Each line that contains the word "icon" counts once; give the total for the records below and nothing else.

Start Material to process

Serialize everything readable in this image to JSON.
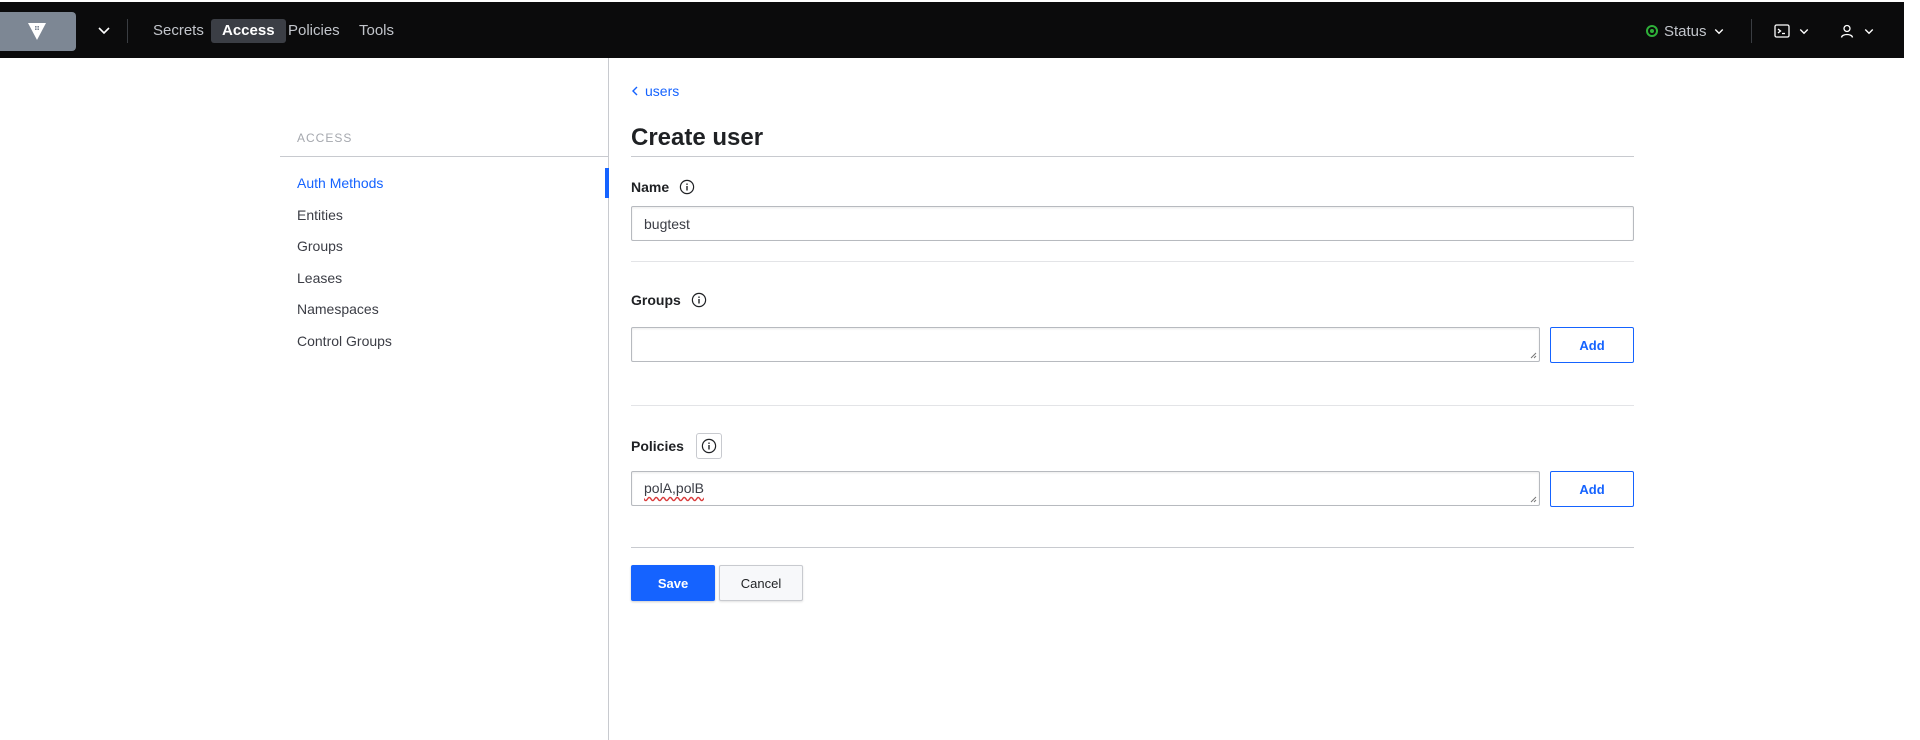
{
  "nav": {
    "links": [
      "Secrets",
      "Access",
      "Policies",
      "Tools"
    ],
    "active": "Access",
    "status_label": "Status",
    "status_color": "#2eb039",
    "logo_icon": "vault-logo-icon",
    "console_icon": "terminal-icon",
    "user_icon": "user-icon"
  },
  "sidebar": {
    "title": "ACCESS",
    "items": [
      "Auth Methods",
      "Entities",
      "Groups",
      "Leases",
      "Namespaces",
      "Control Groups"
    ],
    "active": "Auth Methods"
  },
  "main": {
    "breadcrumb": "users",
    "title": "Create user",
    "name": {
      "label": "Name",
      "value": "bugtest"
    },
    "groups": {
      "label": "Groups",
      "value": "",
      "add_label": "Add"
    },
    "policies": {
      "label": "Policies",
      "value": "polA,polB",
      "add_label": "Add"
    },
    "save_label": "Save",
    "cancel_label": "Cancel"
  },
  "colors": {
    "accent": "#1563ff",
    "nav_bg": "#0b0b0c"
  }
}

End Material to process
Start Material to process

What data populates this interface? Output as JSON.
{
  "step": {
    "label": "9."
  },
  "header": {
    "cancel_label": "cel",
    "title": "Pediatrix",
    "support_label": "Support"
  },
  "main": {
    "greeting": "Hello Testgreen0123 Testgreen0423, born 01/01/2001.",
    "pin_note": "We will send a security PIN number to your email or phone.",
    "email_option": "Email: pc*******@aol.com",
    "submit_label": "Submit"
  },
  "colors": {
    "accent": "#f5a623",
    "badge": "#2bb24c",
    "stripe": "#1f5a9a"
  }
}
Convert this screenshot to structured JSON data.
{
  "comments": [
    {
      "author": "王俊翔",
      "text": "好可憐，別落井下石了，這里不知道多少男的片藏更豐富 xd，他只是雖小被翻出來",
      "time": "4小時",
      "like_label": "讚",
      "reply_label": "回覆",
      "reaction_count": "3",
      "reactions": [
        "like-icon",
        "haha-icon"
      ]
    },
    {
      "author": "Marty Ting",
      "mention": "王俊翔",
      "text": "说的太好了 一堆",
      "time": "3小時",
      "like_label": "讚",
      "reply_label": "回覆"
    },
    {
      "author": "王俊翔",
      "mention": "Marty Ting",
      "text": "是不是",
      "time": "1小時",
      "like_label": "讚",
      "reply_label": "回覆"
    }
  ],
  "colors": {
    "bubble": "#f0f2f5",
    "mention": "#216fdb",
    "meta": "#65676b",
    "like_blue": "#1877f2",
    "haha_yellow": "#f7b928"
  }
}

End Material to process

- [Result]
5